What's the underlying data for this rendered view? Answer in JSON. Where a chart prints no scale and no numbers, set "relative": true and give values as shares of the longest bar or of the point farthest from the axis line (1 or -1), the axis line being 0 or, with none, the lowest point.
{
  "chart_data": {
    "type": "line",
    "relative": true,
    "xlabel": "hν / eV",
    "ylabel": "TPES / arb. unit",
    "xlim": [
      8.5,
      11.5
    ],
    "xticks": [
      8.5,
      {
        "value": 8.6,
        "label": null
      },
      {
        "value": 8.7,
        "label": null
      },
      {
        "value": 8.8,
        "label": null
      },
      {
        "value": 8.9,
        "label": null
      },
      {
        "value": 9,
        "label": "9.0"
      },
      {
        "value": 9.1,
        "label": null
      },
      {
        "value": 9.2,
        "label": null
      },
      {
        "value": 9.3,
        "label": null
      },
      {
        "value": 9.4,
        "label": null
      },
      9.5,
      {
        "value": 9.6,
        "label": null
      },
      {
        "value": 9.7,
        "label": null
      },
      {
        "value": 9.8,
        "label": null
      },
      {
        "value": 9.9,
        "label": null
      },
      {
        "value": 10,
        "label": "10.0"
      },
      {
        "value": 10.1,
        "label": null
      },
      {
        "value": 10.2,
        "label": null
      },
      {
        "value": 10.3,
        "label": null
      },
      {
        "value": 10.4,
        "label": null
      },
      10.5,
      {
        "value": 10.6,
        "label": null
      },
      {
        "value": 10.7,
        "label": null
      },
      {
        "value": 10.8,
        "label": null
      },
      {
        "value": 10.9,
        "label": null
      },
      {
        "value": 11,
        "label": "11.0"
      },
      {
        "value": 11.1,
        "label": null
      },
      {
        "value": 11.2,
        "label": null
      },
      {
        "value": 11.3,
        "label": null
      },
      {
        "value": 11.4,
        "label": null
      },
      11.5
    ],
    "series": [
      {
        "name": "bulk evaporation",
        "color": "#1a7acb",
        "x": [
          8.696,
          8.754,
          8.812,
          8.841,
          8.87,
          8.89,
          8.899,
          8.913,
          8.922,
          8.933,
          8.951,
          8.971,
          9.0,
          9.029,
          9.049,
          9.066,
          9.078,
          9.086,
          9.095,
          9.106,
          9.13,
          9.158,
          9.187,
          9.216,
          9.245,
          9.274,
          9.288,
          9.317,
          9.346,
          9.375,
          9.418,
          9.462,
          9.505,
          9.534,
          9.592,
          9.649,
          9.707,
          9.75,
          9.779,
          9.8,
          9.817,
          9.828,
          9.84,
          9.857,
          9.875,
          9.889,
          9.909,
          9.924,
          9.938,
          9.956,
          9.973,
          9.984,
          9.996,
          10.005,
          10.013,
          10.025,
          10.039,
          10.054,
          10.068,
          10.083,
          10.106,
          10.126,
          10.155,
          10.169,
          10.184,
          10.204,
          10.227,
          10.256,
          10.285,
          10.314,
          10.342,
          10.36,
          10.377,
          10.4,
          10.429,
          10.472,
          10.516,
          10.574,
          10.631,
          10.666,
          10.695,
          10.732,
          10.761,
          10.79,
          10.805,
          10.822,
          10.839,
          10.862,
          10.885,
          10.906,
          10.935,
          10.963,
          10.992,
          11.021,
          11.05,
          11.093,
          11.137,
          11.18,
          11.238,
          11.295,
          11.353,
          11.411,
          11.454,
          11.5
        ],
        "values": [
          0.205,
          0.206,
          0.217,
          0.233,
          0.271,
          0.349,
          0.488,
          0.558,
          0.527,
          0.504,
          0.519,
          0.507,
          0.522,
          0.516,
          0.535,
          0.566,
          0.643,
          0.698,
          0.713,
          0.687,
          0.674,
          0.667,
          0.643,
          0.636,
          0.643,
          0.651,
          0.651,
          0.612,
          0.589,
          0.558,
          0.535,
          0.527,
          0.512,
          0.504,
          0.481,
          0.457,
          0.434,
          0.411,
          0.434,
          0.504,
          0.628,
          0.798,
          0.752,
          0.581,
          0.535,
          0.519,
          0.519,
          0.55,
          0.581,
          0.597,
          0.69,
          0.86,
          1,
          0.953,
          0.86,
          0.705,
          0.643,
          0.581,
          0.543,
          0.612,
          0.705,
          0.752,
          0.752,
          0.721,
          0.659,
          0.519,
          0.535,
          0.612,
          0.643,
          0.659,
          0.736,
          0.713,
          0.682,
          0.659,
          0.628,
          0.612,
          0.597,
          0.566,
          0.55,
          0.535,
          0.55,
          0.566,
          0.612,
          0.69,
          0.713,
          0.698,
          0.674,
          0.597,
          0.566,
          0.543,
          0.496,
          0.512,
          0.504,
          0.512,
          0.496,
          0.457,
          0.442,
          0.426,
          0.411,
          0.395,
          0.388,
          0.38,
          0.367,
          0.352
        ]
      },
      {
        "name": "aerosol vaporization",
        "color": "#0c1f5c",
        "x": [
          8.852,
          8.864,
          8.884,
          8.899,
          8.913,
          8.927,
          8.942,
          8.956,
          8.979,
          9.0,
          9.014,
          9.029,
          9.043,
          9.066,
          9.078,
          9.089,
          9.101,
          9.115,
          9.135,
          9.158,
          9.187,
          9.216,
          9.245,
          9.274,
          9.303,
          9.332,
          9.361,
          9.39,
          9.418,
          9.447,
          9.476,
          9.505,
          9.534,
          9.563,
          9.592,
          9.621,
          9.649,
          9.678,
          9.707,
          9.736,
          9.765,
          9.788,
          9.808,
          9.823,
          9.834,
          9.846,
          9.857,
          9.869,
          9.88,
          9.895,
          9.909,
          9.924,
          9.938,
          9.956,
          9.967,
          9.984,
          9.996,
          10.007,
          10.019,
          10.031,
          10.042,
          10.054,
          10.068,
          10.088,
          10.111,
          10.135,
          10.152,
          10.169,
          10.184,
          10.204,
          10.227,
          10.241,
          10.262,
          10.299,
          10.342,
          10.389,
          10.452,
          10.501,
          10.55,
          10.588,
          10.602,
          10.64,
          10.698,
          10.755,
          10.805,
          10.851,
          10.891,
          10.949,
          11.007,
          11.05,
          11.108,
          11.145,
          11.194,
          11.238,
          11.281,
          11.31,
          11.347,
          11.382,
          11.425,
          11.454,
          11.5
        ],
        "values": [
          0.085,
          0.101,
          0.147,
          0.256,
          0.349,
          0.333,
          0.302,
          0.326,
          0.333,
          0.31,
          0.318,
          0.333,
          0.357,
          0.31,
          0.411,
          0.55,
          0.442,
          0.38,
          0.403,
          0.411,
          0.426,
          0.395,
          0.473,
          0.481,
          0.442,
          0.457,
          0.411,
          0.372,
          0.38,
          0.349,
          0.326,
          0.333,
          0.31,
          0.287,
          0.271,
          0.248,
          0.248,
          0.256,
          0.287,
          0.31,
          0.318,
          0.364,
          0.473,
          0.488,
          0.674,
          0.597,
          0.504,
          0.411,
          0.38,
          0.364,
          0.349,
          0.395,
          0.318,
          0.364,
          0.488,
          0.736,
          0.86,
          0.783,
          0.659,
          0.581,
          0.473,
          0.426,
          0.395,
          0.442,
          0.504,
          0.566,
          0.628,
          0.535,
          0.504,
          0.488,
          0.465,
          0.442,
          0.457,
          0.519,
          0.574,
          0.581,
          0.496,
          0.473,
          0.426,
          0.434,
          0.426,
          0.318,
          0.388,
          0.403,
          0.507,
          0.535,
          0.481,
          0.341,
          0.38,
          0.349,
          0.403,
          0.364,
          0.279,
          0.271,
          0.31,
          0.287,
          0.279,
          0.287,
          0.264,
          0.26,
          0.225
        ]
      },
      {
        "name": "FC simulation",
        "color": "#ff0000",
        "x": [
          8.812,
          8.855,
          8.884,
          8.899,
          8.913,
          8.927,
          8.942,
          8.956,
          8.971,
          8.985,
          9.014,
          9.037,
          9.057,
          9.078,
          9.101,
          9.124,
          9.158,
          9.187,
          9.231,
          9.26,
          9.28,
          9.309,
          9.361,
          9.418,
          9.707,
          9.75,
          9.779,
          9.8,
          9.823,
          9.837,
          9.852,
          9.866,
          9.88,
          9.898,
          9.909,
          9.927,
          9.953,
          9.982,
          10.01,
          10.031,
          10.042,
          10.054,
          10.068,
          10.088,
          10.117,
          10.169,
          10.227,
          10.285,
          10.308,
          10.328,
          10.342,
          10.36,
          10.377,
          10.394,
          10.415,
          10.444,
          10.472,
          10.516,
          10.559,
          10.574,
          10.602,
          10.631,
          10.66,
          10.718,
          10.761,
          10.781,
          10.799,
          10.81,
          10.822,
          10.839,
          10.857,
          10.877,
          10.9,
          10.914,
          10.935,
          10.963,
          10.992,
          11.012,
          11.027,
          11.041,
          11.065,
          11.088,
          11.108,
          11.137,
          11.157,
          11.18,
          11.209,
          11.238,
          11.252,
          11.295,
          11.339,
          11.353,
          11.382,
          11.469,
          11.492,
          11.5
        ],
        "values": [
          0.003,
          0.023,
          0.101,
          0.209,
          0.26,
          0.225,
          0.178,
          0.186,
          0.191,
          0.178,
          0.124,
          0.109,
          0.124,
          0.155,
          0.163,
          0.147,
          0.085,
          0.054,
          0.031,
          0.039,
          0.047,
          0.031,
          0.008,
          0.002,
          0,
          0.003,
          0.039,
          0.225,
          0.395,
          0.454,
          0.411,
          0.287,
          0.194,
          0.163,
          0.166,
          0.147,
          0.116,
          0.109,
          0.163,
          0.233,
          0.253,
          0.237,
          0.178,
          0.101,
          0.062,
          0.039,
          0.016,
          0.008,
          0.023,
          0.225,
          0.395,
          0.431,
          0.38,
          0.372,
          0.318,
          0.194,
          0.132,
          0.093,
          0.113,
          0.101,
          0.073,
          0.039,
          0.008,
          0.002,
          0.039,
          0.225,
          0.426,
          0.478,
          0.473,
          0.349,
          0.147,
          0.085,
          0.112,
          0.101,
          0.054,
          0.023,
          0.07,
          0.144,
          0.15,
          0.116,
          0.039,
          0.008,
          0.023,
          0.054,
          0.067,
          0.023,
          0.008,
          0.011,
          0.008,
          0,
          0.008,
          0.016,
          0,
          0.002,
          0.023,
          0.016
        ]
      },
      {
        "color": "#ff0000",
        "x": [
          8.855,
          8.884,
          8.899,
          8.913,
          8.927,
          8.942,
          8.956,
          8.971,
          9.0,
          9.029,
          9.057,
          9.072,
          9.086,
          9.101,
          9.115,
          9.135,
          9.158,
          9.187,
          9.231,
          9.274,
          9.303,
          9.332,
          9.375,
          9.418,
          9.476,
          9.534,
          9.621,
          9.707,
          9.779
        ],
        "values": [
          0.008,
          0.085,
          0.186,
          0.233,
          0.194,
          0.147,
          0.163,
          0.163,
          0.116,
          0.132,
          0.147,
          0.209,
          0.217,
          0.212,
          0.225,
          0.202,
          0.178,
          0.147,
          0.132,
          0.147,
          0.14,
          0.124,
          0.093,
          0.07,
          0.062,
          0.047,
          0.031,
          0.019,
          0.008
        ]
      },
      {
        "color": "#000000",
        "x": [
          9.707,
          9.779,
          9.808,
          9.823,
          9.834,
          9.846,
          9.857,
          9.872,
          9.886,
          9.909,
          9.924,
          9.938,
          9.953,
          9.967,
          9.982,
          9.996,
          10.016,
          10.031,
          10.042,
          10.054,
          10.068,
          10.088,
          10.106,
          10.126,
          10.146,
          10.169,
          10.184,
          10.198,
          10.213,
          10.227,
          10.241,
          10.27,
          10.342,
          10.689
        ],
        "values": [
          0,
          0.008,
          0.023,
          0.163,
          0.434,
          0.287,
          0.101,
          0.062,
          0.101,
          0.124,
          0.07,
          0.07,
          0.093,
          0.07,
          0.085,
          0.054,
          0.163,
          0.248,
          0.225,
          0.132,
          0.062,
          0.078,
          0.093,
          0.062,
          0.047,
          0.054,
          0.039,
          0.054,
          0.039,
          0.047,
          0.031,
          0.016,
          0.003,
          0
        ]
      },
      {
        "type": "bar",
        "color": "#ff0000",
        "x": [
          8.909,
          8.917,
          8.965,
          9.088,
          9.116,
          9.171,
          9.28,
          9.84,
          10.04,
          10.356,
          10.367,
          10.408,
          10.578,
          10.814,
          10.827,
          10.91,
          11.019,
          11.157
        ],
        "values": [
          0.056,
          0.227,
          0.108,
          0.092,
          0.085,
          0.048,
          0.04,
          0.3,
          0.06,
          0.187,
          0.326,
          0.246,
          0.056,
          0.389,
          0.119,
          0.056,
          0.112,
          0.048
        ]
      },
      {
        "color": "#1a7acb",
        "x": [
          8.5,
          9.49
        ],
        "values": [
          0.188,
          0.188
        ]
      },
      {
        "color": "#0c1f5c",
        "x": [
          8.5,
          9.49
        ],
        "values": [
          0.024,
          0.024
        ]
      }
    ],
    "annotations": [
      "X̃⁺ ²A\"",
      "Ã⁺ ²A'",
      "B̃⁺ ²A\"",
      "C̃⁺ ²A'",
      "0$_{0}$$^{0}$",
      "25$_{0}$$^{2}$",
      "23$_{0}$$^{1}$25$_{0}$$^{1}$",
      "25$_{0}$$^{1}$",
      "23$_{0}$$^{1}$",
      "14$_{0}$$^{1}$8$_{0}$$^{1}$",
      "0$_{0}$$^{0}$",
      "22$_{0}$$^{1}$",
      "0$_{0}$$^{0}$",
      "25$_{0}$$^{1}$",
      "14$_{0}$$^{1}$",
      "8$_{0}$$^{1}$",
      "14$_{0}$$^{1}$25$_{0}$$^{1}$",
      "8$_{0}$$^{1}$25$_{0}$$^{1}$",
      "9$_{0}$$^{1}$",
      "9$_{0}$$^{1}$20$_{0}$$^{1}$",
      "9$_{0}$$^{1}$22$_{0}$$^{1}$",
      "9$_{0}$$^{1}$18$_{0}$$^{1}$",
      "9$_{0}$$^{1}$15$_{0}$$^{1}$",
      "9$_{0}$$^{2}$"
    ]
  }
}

————

| Work to complete |
Your task is to collect every line above that contains the word "name".

| Exercise answer |
        "name": "bulk evaporation",
        "name": "aerosol vaporization",
        "name": "FC simulation",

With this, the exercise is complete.